# DATA ROWS:
****************************************

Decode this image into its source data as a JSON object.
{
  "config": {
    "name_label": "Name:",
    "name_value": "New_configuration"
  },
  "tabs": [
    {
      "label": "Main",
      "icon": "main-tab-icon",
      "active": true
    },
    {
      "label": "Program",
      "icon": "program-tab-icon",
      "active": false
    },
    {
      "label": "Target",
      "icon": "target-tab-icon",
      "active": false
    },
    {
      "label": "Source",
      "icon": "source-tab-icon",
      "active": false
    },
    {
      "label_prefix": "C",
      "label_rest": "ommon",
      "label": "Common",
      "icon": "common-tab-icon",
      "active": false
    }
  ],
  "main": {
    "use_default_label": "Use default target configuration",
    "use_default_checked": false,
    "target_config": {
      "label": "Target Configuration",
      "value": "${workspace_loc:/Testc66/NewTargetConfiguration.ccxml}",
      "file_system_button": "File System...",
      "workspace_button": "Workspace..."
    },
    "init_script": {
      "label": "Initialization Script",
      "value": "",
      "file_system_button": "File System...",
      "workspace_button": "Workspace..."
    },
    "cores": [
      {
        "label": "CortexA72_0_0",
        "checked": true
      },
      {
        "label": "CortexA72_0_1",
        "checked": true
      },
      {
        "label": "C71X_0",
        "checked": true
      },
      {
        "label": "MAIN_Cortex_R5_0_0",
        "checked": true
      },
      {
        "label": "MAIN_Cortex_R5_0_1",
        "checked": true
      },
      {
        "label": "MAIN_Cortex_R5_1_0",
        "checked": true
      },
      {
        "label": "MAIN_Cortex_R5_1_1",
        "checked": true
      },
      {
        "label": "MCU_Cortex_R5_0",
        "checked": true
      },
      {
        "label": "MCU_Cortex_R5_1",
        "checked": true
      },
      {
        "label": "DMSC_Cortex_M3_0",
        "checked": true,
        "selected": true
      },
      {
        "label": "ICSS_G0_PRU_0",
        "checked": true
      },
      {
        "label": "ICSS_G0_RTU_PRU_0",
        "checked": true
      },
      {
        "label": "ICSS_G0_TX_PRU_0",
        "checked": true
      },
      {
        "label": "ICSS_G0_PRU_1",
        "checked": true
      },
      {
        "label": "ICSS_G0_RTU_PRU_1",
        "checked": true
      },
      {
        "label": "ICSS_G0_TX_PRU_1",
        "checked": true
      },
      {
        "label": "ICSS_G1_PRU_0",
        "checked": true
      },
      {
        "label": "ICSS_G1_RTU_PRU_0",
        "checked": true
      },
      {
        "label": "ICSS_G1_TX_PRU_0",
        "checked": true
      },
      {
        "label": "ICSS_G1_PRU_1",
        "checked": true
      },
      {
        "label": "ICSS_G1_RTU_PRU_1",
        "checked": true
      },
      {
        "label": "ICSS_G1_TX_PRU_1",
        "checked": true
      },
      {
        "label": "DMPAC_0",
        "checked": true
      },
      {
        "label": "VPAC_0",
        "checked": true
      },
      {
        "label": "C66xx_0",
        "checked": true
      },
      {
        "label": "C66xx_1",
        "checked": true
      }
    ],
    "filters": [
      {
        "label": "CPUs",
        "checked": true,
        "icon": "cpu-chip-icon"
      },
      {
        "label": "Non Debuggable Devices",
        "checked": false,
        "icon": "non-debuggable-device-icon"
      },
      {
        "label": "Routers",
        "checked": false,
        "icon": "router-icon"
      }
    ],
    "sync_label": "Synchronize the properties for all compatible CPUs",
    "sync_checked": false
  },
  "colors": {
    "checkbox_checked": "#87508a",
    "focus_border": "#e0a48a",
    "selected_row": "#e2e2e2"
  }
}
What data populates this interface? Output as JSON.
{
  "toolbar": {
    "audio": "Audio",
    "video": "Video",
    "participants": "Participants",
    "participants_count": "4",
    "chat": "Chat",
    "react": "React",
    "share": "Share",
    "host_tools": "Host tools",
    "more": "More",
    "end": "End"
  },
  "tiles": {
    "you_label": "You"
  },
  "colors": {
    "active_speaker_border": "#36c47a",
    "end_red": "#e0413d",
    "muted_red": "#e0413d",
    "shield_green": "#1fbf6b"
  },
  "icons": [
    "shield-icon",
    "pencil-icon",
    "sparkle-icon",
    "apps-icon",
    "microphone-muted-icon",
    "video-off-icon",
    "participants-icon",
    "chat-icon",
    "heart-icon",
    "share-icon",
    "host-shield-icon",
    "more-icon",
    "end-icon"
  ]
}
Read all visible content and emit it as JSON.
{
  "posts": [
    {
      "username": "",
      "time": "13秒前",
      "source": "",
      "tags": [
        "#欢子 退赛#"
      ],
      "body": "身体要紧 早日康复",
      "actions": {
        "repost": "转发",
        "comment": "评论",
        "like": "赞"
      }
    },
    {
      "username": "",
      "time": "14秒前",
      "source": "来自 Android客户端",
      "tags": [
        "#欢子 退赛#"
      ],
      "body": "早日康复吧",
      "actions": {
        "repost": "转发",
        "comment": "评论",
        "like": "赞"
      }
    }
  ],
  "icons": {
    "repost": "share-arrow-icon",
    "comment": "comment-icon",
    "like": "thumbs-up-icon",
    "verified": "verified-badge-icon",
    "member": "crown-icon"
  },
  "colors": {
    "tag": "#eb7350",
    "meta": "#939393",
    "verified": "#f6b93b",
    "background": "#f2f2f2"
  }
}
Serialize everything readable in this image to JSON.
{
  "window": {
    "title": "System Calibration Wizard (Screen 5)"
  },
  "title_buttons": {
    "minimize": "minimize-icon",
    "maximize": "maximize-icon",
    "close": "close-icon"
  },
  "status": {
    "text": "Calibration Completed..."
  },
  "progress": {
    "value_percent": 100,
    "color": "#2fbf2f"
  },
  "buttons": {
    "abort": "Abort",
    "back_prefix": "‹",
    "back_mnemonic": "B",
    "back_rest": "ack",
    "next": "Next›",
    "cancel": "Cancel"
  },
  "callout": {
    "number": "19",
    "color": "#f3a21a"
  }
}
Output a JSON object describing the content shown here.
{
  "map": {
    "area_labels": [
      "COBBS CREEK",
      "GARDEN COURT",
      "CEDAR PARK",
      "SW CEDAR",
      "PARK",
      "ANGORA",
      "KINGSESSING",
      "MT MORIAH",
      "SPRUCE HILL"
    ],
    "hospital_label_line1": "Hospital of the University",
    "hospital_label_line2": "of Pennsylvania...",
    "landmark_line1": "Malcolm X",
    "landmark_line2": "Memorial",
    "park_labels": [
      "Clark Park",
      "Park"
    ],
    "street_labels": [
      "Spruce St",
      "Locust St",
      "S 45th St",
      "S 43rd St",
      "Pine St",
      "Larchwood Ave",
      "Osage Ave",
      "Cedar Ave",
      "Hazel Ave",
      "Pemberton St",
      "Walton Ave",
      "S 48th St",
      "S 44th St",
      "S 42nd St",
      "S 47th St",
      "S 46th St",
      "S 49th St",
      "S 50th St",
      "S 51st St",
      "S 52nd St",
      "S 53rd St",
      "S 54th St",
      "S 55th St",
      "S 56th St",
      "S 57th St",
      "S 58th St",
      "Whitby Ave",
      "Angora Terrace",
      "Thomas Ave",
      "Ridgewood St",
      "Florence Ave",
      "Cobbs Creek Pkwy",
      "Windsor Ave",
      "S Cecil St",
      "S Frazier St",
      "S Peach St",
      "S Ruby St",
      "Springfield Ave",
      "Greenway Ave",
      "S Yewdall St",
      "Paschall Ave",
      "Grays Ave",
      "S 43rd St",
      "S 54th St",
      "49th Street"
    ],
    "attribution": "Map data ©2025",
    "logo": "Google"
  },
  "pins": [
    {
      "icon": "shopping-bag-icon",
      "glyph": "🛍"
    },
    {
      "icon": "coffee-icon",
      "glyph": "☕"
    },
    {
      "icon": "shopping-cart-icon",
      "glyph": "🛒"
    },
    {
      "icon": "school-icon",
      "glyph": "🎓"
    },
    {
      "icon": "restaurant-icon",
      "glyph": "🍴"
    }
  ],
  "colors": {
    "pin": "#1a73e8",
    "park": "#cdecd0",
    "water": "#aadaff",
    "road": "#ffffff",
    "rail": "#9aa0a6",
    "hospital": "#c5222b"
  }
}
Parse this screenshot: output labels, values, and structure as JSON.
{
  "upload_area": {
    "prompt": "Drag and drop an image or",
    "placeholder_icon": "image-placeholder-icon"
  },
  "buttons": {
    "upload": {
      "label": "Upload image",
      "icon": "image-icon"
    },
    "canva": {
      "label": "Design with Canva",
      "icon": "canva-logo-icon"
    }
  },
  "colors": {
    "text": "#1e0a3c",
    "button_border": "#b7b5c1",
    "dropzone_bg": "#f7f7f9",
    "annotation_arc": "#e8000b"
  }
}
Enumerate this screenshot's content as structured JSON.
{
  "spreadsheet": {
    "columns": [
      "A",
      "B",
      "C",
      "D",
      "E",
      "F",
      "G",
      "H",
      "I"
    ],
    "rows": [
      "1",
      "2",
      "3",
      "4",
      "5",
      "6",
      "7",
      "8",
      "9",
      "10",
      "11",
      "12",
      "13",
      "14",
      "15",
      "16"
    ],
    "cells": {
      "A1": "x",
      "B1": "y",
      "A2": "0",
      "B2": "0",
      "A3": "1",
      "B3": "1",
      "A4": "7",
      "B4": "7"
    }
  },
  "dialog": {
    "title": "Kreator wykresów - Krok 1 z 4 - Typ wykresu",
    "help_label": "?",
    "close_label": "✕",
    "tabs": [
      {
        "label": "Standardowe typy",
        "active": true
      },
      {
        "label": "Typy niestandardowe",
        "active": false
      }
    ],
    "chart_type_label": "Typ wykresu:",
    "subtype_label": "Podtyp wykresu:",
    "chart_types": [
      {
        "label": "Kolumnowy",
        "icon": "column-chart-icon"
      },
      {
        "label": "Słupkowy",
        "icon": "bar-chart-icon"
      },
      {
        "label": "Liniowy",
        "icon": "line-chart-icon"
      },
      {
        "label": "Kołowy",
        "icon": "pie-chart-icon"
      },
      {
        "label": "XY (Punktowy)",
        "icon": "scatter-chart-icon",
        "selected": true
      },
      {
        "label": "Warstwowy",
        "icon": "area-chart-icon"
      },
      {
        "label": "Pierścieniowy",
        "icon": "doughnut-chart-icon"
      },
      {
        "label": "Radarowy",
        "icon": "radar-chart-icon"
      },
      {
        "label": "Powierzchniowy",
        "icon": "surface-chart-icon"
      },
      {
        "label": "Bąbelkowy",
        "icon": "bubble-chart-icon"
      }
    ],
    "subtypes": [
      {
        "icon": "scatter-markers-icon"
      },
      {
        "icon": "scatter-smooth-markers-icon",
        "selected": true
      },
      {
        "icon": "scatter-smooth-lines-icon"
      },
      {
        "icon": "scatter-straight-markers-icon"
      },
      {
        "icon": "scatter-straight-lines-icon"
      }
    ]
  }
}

****************************************

# TASK:
Pick each line holding the word "straight" out of the listing.

# SOLUTION TO THE PROBLEM:
        "icon": "scatter-straight-markers-icon"
        "icon": "scatter-straight-lines-icon"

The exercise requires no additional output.